== Work to complete ==
Print the entries exactly; no image belongs in the copy.

*** Records shown Section Begins ***

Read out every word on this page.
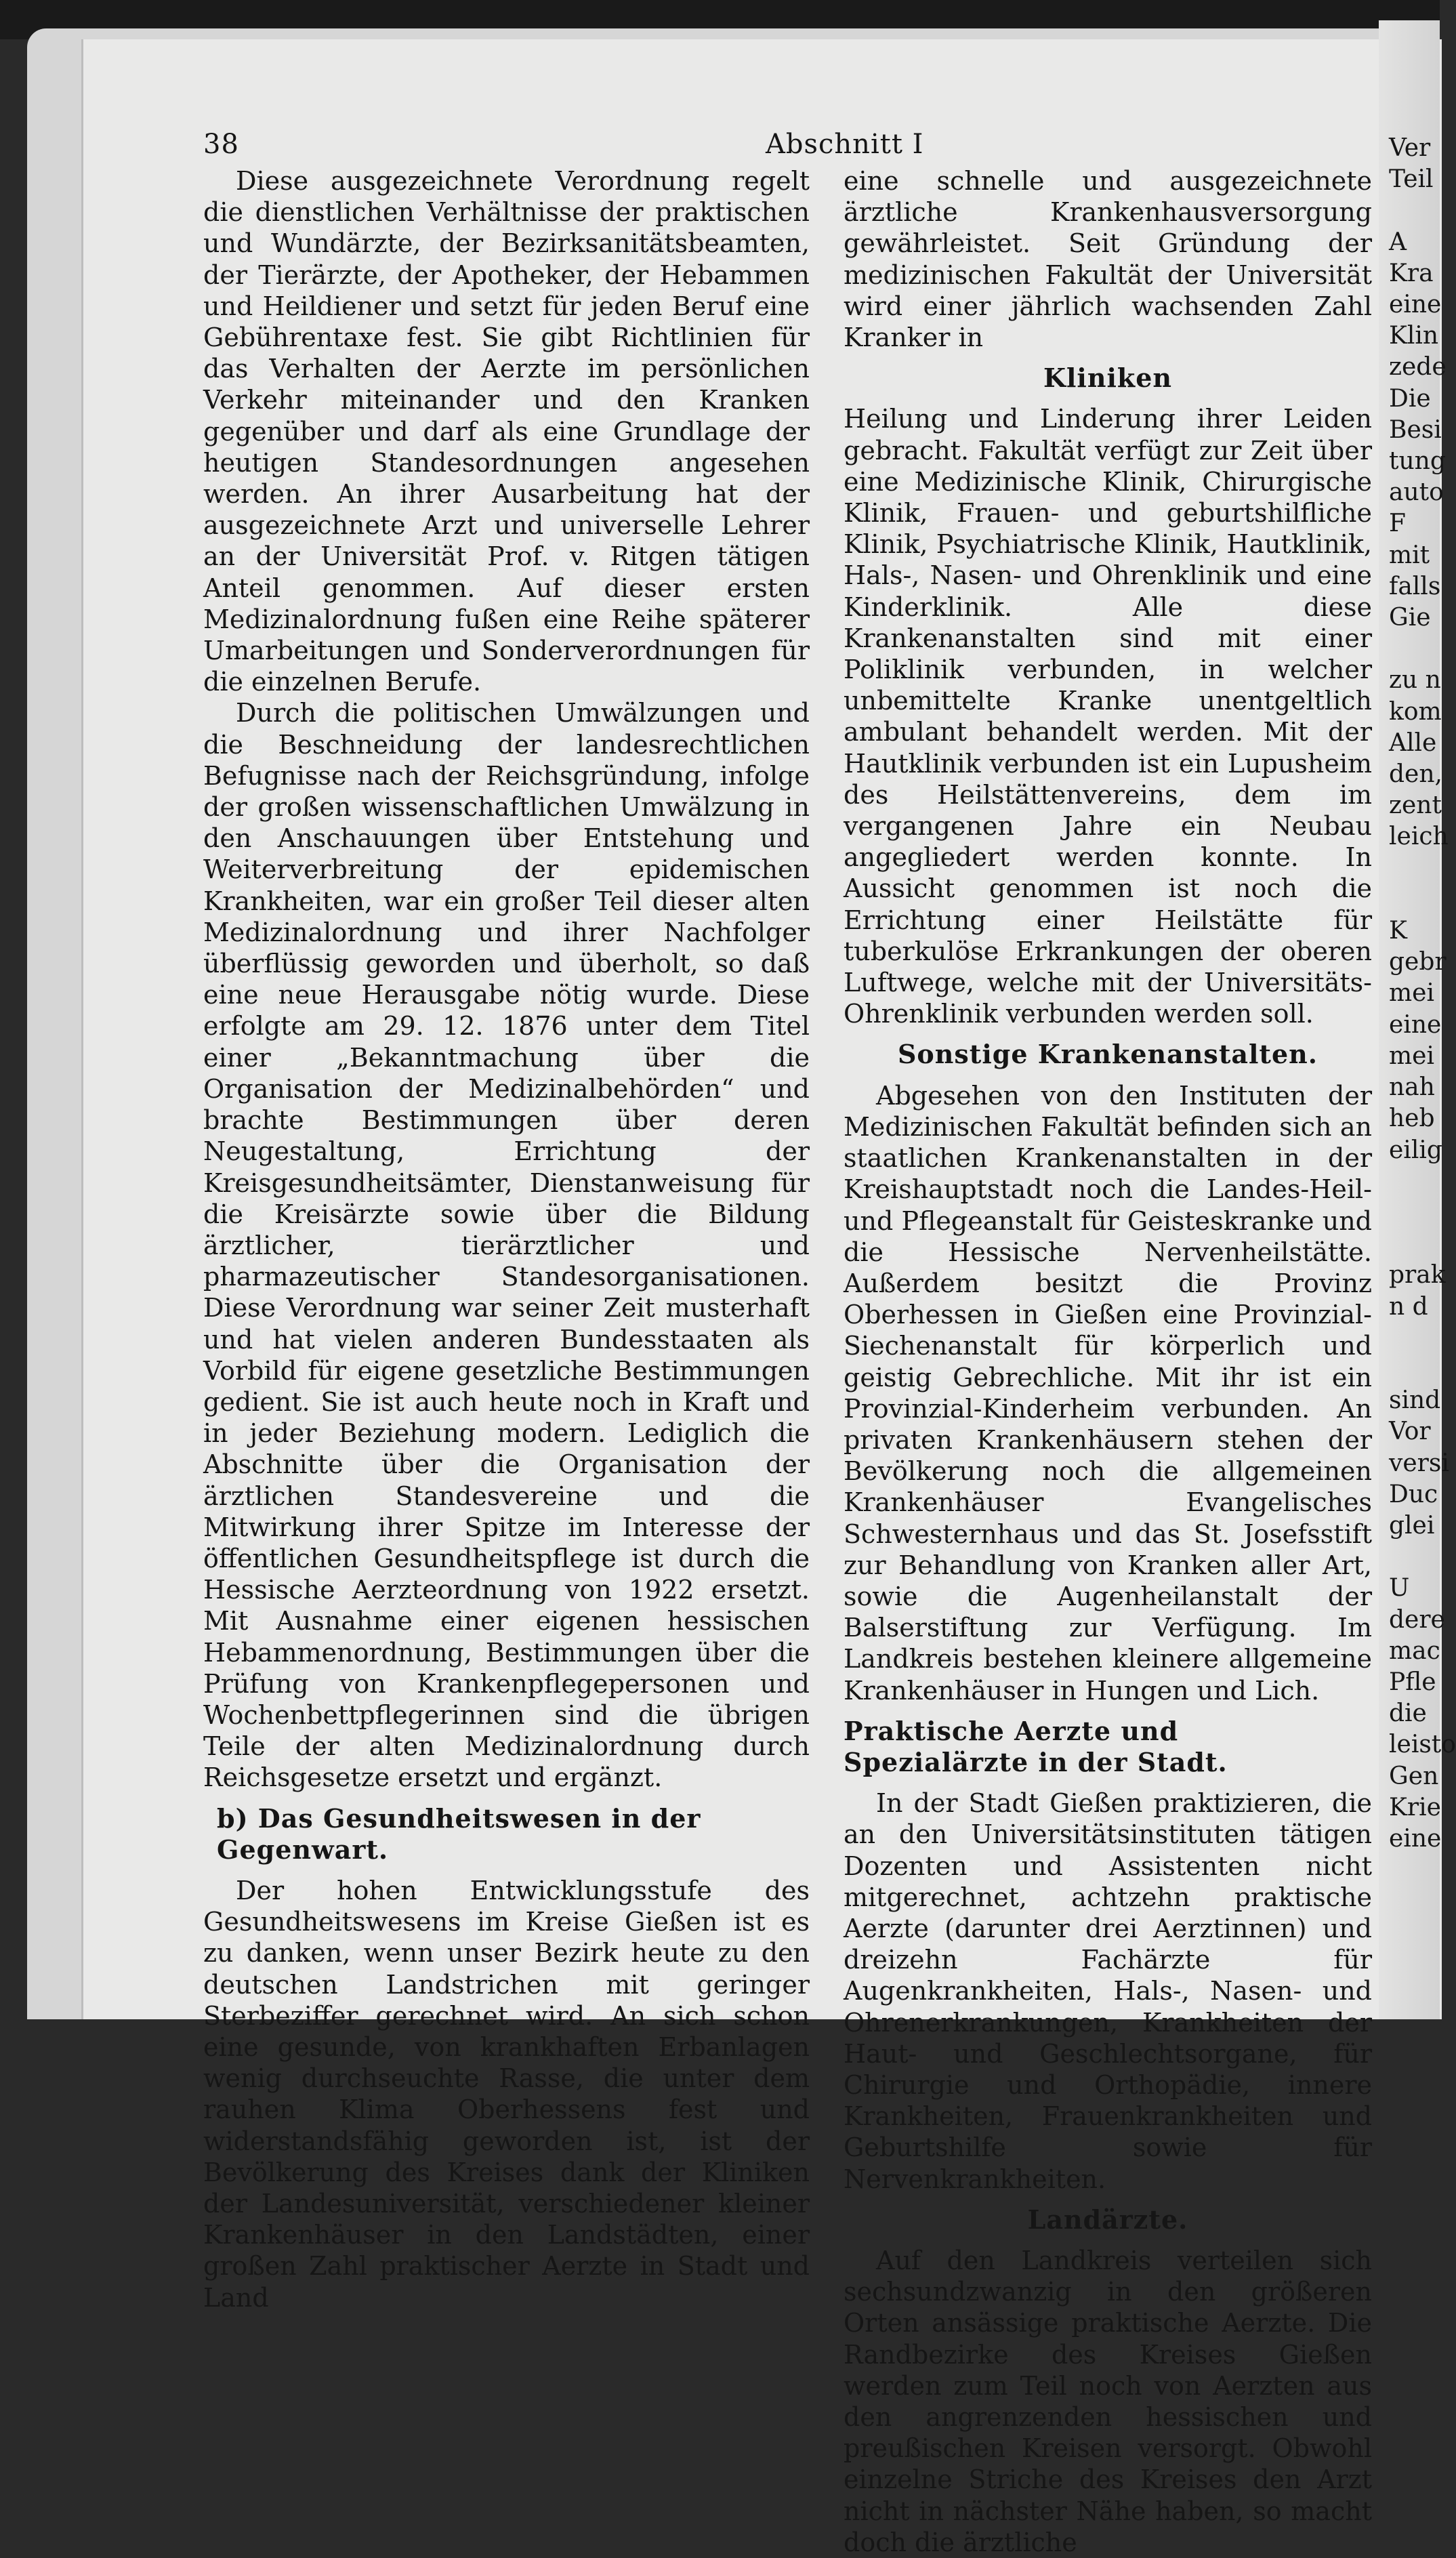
38	Abschnitt I

Diese ausgezeichnete Verordnung regelt die dienstlichen Verhältnisse der praktischen und Wundärzte, der Bezirksanitätsbeamten, der Tierärzte, der Apotheker, der Hebammen und Heildiener und setzt für jeden Beruf eine Gebührentaxe fest. Sie gibt Richtlinien für das Verhalten der Aerzte im persönlichen Verkehr miteinander und den Kranken gegenüber und darf als eine Grundlage der heutigen Standesordnungen angesehen werden. An ihrer Ausarbeitung hat der ausgezeichnete Arzt und universelle Lehrer an der Universität Prof. v. Ritgen tätigen Anteil genommen. Auf dieser ersten Medizinalordnung fußen eine Reihe späterer Umarbeitungen und Sonderverordnungen für die einzelnen Berufe.

Durch die politischen Umwälzungen und die Beschneidung der landesrechtlichen Befugnisse nach der Reichsgründung, infolge der großen wissenschaftlichen Umwälzung in den Anschauungen über Entstehung und Weiterverbreitung der epidemischen Krankheiten, war ein großer Teil dieser alten Medizinalordnung und ihrer Nachfolger überflüssig geworden und überholt, so daß eine neue Herausgabe nötig wurde. Diese erfolgte am 29. 12. 1876 unter dem Titel einer „Bekanntmachung über die Organisation der Medizinalbehörden“ und brachte Bestimmungen über deren Neugestaltung, Errichtung der Kreisgesundheitsämter, Dienstanweisung für die Kreisärzte sowie über die Bildung ärztlicher, tierärztlicher und pharmazeutischer Standesorganisationen. Diese Verordnung war seiner Zeit musterhaft und hat vielen anderen Bundesstaaten als Vorbild für eigene gesetzliche Bestimmungen gedient. Sie ist auch heute noch in Kraft und in jeder Beziehung modern. Lediglich die Abschnitte über die Organisation der ärztlichen Standesvereine und die Mitwirkung ihrer Spitze im Interesse der öffentlichen Gesundheitspflege ist durch die Hessische Aerzteordnung von 1922 ersetzt. Mit Ausnahme einer eigenen hessischen Hebammenordnung, Bestimmungen über die Prüfung von Krankenpflegepersonen und Wochenbettpflegerinnen sind die übrigen Teile der alten Medizinalordnung durch Reichsgesetze ersetzt und ergänzt.

b) Das Gesundheitswesen in der Gegenwart.

Der hohen Entwicklungsstufe des Gesundheitswesens im Kreise Gießen ist es zu danken, wenn unser Bezirk heute zu den deutschen Landstrichen mit geringer Sterbeziffer gerechnet wird. An sich schon eine gesunde, von krankhaften Erbanlagen wenig durchseuchte Rasse, die unter dem rauhen Klima Oberhessens fest und widerstandsfähig geworden ist, ist der Bevölkerung des Kreises dank der Kliniken der Landesuniversität, verschiedener kleiner Krankenhäuser in den Landstädten, einer großen Zahl praktischer Aerzte in Stadt und Land

eine schnelle und ausgezeichnete ärztliche Krankenhausversorgung gewährleistet. Seit Gründung der medizinischen Fakultät der Universität wird einer jährlich wachsenden Zahl Kranker in

Kliniken

Heilung und Linderung ihrer Leiden gebracht. Fakultät verfügt zur Zeit über eine Medizinische Klinik, Chirurgische Klinik, Frauen- und geburtshilfliche Klinik, Psychiatrische Klinik, Hautklinik, Hals-, Nasen- und Ohrenklinik und eine Kinderklinik. Alle diese Krankenanstalten sind mit einer Poliklinik verbunden, in welcher unbemittelte Kranke unentgeltlich ambulant behandelt werden. Mit der Hautklinik verbunden ist ein Lupusheim des Heilstättenvereins, dem im vergangenen Jahre ein Neubau angegliedert werden konnte. In Aussicht genommen ist noch die Errichtung einer Heilstätte für tuberkulöse Erkrankungen der oberen Luftwege, welche mit der Universitäts-Ohrenklinik verbunden werden soll.

Sonstige Krankenanstalten.

Abgesehen von den Instituten der Medizinischen Fakultät befinden sich an staatlichen Krankenanstalten in der Kreishauptstadt noch die Landes-Heil- und Pflegeanstalt für Geisteskranke und die Hessische Nervenheilstätte. Außerdem besitzt die Provinz Oberhessen in Gießen eine Provinzial-Siechenanstalt für körperlich und geistig Gebrechliche. Mit ihr ist ein Provinzial-Kinderheim verbunden. An privaten Krankenhäusern stehen der Bevölkerung noch die allgemeinen Krankenhäuser Evangelisches Schwesternhaus und das St. Josefsstift zur Behandlung von Kranken aller Art, sowie die Augenheilanstalt der Balserstiftung zur Verfügung. Im Landkreis bestehen kleinere allgemeine Krankenhäuser in Hungen und Lich.

Praktische Aerzte und Spezialärzte in der Stadt.

In der Stadt Gießen praktizieren, die an den Universitätsinstituten tätigen Dozenten und Assistenten nicht mitgerechnet, achtzehn praktische Aerzte (darunter drei Aerztinnen) und dreizehn Fachärzte für Augenkrankheiten, Hals-, Nasen- und Ohrenerkrankungen, Krankheiten der Haut- und Geschlechtsorgane, für Chirurgie und Orthopädie, innere Krankheiten, Frauenkrankheiten und Geburtshilfe sowie für Nervenkrankheiten.

Landärzte.

Auf den Landkreis verteilen sich sechsundzwanzig in den größeren Orten ansässige praktische Aerzte. Die Randbezirke des Kreises Gießen werden zum Teil noch von Aerzten aus den angrenzenden hessischen und preußischen Kreisen versorgt. Obwohl einzelne Striche des Kreises den Arzt nicht in nächster Nähe haben, so macht doch die ärztliche

Ver
Teil

A
Kra
eine
Klin
zede
Die
Besi
tung
auto
F
mit
falls
Gie

zu n
kom
Alle
den,
zent
leich

K
gebr
mei
eine
mei
nah
heb
eilig

prak
n d

sind
Vor
versi
Duc
glei

U
dere
mac
Pfle
die
leisto
Gen
Krie
eine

*** Records shown Section Ends ***

== Output ==
Read out every word on this page.
38	Abschnitt I

Diese ausgezeichnete Verordnung regelt die dienstlichen Verhältnisse der praktischen und Wundärzte, der Bezirksanitätsbeamten, der Tierärzte, der Apotheker, der Hebammen und Heildiener und setzt für jeden Beruf eine Gebührentaxe fest. Sie gibt Richtlinien für das Verhalten der Aerzte im persönlichen Verkehr miteinander und den Kranken gegenüber und darf als eine Grundlage der heutigen Standesordnungen angesehen werden. An ihrer Ausarbeitung hat der ausgezeichnete Arzt und universelle Lehrer an der Universität Prof. v. Ritgen tätigen Anteil genommen. Auf dieser ersten Medizinalordnung fußen eine Reihe späterer Umarbeitungen und Sonderverordnungen für die einzelnen Berufe.

Durch die politischen Umwälzungen und die Beschneidung der landesrechtlichen Befugnisse nach der Reichsgründung, infolge der großen wissenschaftlichen Umwälzung in den Anschauungen über Entstehung und Weiterverbreitung der epidemischen Krankheiten, war ein großer Teil dieser alten Medizinalordnung und ihrer Nachfolger überflüssig geworden und überholt, so daß eine neue Herausgabe nötig wurde. Diese erfolgte am 29. 12. 1876 unter dem Titel einer „Bekanntmachung über die Organisation der Medizinalbehörden“ und brachte Bestimmungen über deren Neugestaltung, Errichtung der Kreisgesundheitsämter, Dienstanweisung für die Kreisärzte sowie über die Bildung ärztlicher, tierärztlicher und pharmazeutischer Standesorganisationen. Diese Verordnung war seiner Zeit musterhaft und hat vielen anderen Bundesstaaten als Vorbild für eigene gesetzliche Bestimmungen gedient. Sie ist auch heute noch in Kraft und in jeder Beziehung modern. Lediglich die Abschnitte über die Organisation der ärztlichen Standesvereine und die Mitwirkung ihrer Spitze im Interesse der öffentlichen Gesundheitspflege ist durch die Hessische Aerzteordnung von 1922 ersetzt. Mit Ausnahme einer eigenen hessischen Hebammenordnung, Bestimmungen über die Prüfung von Krankenpflegepersonen und Wochenbettpflegerinnen sind die übrigen Teile der alten Medizinalordnung durch Reichsgesetze ersetzt und ergänzt.

b) Das Gesundheitswesen in der Gegenwart.

Der hohen Entwicklungsstufe des Gesundheitswesens im Kreise Gießen ist es zu danken, wenn unser Bezirk heute zu den deutschen Landstrichen mit geringer Sterbeziffer gerechnet wird. An sich schon eine gesunde, von krankhaften Erbanlagen wenig durchseuchte Rasse, die unter dem rauhen Klima Oberhessens fest und widerstandsfähig geworden ist, ist der Bevölkerung des Kreises dank der Kliniken der Landesuniversität, verschiedener kleiner Krankenhäuser in den Landstädten, einer großen Zahl praktischer Aerzte in Stadt und Land

eine schnelle und ausgezeichnete ärztliche Krankenhausversorgung gewährleistet. Seit Gründung der medizinischen Fakultät der Universität wird einer jährlich wachsenden Zahl Kranker in

Kliniken

Heilung und Linderung ihrer Leiden gebracht. Fakultät verfügt zur Zeit über eine Medizinische Klinik, Chirurgische Klinik, Frauen- und geburtshilfliche Klinik, Psychiatrische Klinik, Hautklinik, Hals-, Nasen- und Ohrenklinik und eine Kinderklinik. Alle diese Krankenanstalten sind mit einer Poliklinik verbunden, in welcher unbemittelte Kranke unentgeltlich ambulant behandelt werden. Mit der Hautklinik verbunden ist ein Lupusheim des Heilstättenvereins, dem im vergangenen Jahre ein Neubau angegliedert werden konnte. In Aussicht genommen ist noch die Errichtung einer Heilstätte für tuberkulöse Erkrankungen der oberen Luftwege, welche mit der Universitäts-Ohrenklinik verbunden werden soll.

Sonstige Krankenanstalten.

Abgesehen von den Instituten der Medizinischen Fakultät befinden sich an staatlichen Krankenanstalten in der Kreishauptstadt noch die Landes-Heil- und Pflegeanstalt für Geisteskranke und die Hessische Nervenheilstätte. Außerdem besitzt die Provinz Oberhessen in Gießen eine Provinzial-Siechenanstalt für körperlich und geistig Gebrechliche. Mit ihr ist ein Provinzial-Kinderheim verbunden. An privaten Krankenhäusern stehen der Bevölkerung noch die allgemeinen Krankenhäuser Evangelisches Schwesternhaus und das St. Josefsstift zur Behandlung von Kranken aller Art, sowie die Augenheilanstalt der Balserstiftung zur Verfügung. Im Landkreis bestehen kleinere allgemeine Krankenhäuser in Hungen und Lich.

Praktische Aerzte und Spezialärzte in der Stadt.

In der Stadt Gießen praktizieren, die an den Universitätsinstituten tätigen Dozenten und Assistenten nicht mitgerechnet, achtzehn praktische Aerzte (darunter drei Aerztinnen) und dreizehn Fachärzte für Augenkrankheiten, Hals-, Nasen- und Ohrenerkrankungen, Krankheiten der Haut- und Geschlechtsorgane, für Chirurgie und Orthopädie, innere Krankheiten, Frauenkrankheiten und Geburtshilfe sowie für Nervenkrankheiten.

Landärzte.

Auf den Landkreis verteilen sich sechsundzwanzig in den größeren Orten ansässige praktische Aerzte. Die Randbezirke des Kreises Gießen werden zum Teil noch von Aerzten aus den angrenzenden hessischen und preußischen Kreisen versorgt. Obwohl einzelne Striche des Kreises den Arzt nicht in nächster Nähe haben, so macht doch die ärztliche

Ver
Teil

A
Kra
eine
Klin
zede
Die
Besi
tung
auto
F
mit
falls
Gie

zu n
kom
Alle
den,
zent
leich

K
gebr
mei
eine
mei
nah
heb
eilig

prak
n d

sind
Vor
versi
Duc
glei

U
dere
mac
Pfle
die
leisto
Gen
Krie
eine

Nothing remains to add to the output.